(Collected data)
************

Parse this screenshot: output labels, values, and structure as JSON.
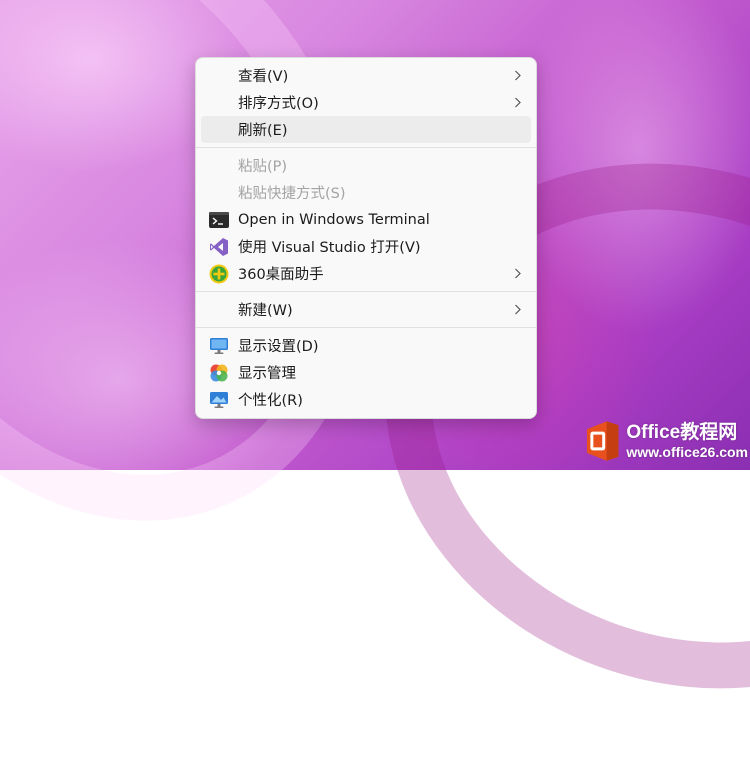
{
  "context_menu": {
    "items": [
      {
        "label": "查看(V)",
        "icon": "",
        "submenu": true,
        "enabled": true
      },
      {
        "label": "排序方式(O)",
        "icon": "",
        "submenu": true,
        "enabled": true
      },
      {
        "label": "刷新(E)",
        "icon": "",
        "submenu": false,
        "enabled": true,
        "highlighted": true
      },
      {
        "label": "粘贴(P)",
        "icon": "",
        "submenu": false,
        "enabled": false
      },
      {
        "label": "粘贴快捷方式(S)",
        "icon": "",
        "submenu": false,
        "enabled": false
      },
      {
        "label": "Open in Windows Terminal",
        "icon": "terminal-icon",
        "submenu": false,
        "enabled": true
      },
      {
        "label": "使用 Visual Studio 打开(V)",
        "icon": "visual-studio-icon",
        "submenu": false,
        "enabled": true
      },
      {
        "label": "360桌面助手",
        "icon": "360-assistant-icon",
        "submenu": true,
        "enabled": true
      },
      {
        "label": "新建(W)",
        "icon": "",
        "submenu": true,
        "enabled": true
      },
      {
        "label": "显示设置(D)",
        "icon": "display-settings-icon",
        "submenu": false,
        "enabled": true
      },
      {
        "label": "显示管理",
        "icon": "display-manager-icon",
        "submenu": false,
        "enabled": true
      },
      {
        "label": "个性化(R)",
        "icon": "personalize-icon",
        "submenu": false,
        "enabled": true
      }
    ]
  },
  "watermark": {
    "title": "Office教程网",
    "url": "www.office26.com",
    "accent": "#e8511d"
  }
}
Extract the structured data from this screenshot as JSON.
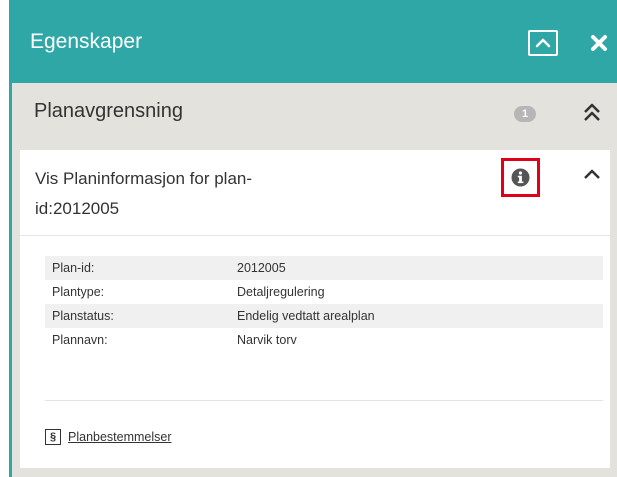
{
  "panel": {
    "title": "Egenskaper",
    "header_color": "#2fa7a7"
  },
  "section": {
    "title": "Planavgrensning",
    "count": "1"
  },
  "card": {
    "title": "Vis Planinformasjon for plan-id:2012005",
    "highlight_color": "#e0001a",
    "rows": [
      {
        "key": "Plan-id:",
        "value": "2012005"
      },
      {
        "key": "Plantype:",
        "value": "Detaljregulering"
      },
      {
        "key": "Planstatus:",
        "value": "Endelig vedtatt arealplan"
      },
      {
        "key": "Plannavn:",
        "value": "Narvik torv"
      }
    ],
    "link": {
      "icon": "§",
      "label": "Planbestemmelser"
    }
  },
  "icons": {
    "collapse": "chevron-up-icon",
    "close": "close-icon",
    "section_toggle": "double-chevron-up-icon",
    "info": "info-icon",
    "card_toggle": "chevron-up-icon"
  }
}
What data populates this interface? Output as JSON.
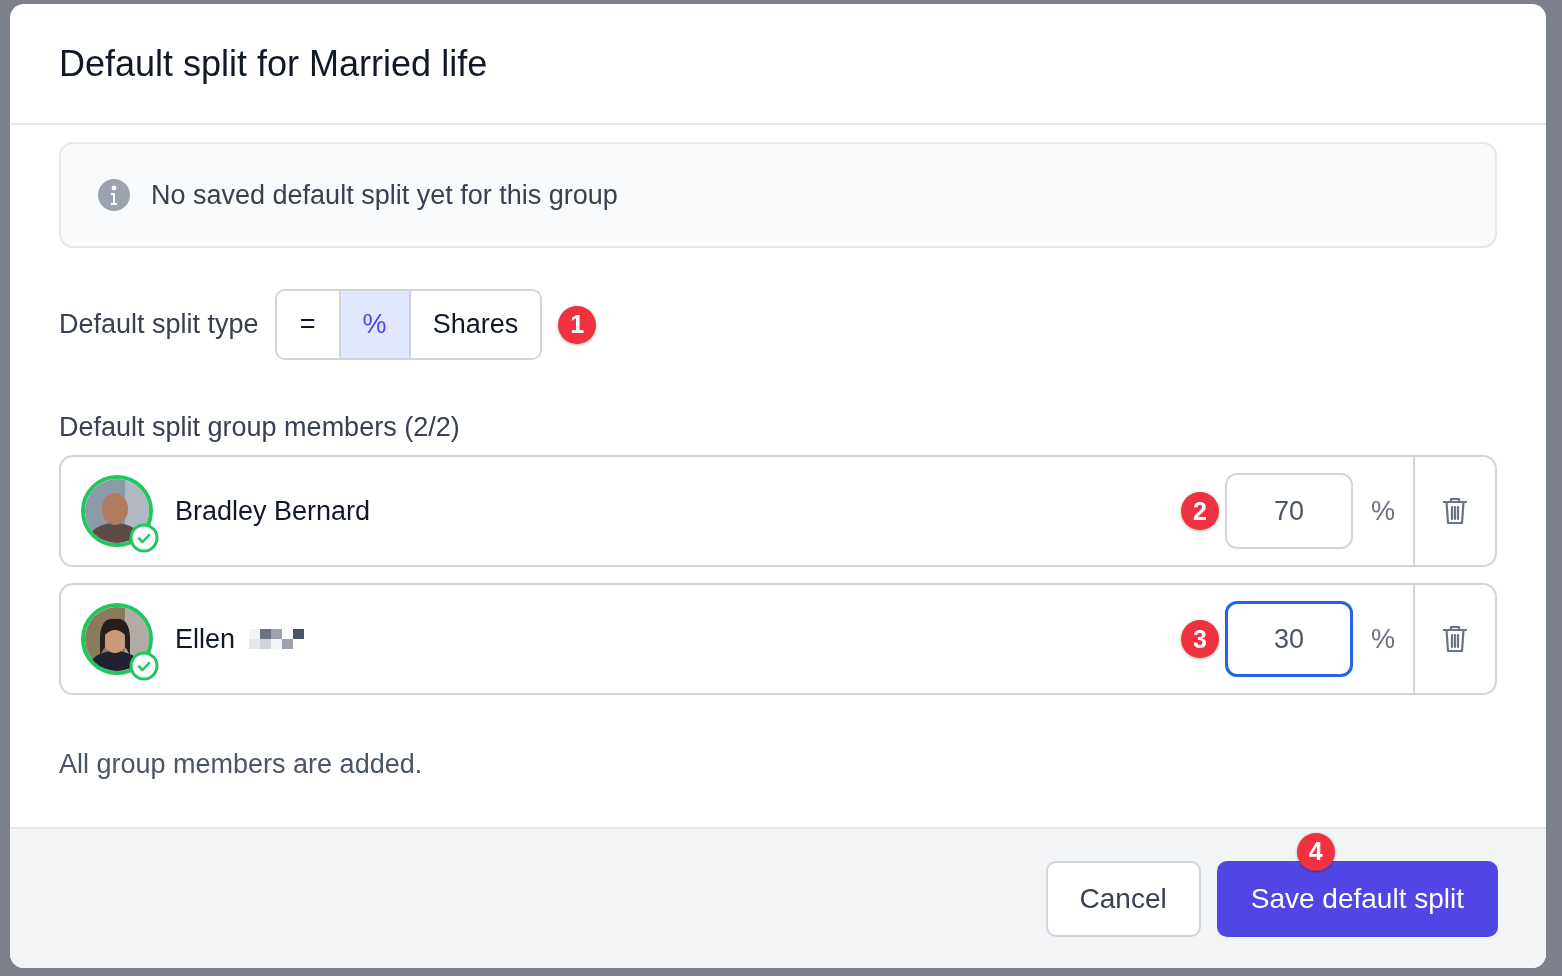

************

- **Set problem**: Restate the data above word for word. Skip every picture.

- **Complete output**:
Parse this screenshot: output labels, values, and structure as JSON.
{
  "context_menu": {
    "items": [
      {
        "label": "查看(V)",
        "icon": "",
        "submenu": true,
        "enabled": true
      },
      {
        "label": "排序方式(O)",
        "icon": "",
        "submenu": true,
        "enabled": true
      },
      {
        "label": "刷新(E)",
        "icon": "",
        "submenu": false,
        "enabled": true,
        "highlighted": true
      },
      {
        "label": "粘贴(P)",
        "icon": "",
        "submenu": false,
        "enabled": false
      },
      {
        "label": "粘贴快捷方式(S)",
        "icon": "",
        "submenu": false,
        "enabled": false
      },
      {
        "label": "Open in Windows Terminal",
        "icon": "terminal-icon",
        "submenu": false,
        "enabled": true
      },
      {
        "label": "使用 Visual Studio 打开(V)",
        "icon": "visual-studio-icon",
        "submenu": false,
        "enabled": true
      },
      {
        "label": "360桌面助手",
        "icon": "360-assistant-icon",
        "submenu": true,
        "enabled": true
      },
      {
        "label": "新建(W)",
        "icon": "",
        "submenu": true,
        "enabled": true
      },
      {
        "label": "显示设置(D)",
        "icon": "display-settings-icon",
        "submenu": false,
        "enabled": true
      },
      {
        "label": "显示管理",
        "icon": "display-manager-icon",
        "submenu": false,
        "enabled": true
      },
      {
        "label": "个性化(R)",
        "icon": "personalize-icon",
        "submenu": false,
        "enabled": true
      }
    ]
  },
  "watermark": {
    "title": "Office教程网",
    "url": "www.office26.com",
    "accent": "#e8511d"
  }
}
Extract the structured data from this screenshot as JSON.
{
  "panel": {
    "title": "Egenskaper",
    "header_color": "#2fa7a7"
  },
  "section": {
    "title": "Planavgrensning",
    "count": "1"
  },
  "card": {
    "title": "Vis Planinformasjon for plan-id:2012005",
    "highlight_color": "#e0001a",
    "rows": [
      {
        "key": "Plan-id:",
        "value": "2012005"
      },
      {
        "key": "Plantype:",
        "value": "Detaljregulering"
      },
      {
        "key": "Planstatus:",
        "value": "Endelig vedtatt arealplan"
      },
      {
        "key": "Plannavn:",
        "value": "Narvik torv"
      }
    ],
    "link": {
      "icon": "§",
      "label": "Planbestemmelser"
    }
  },
  "icons": {
    "collapse": "chevron-up-icon",
    "close": "close-icon",
    "section_toggle": "double-chevron-up-icon",
    "info": "info-icon",
    "card_toggle": "chevron-up-icon"
  }
}
What data populates this interface? Output as JSON.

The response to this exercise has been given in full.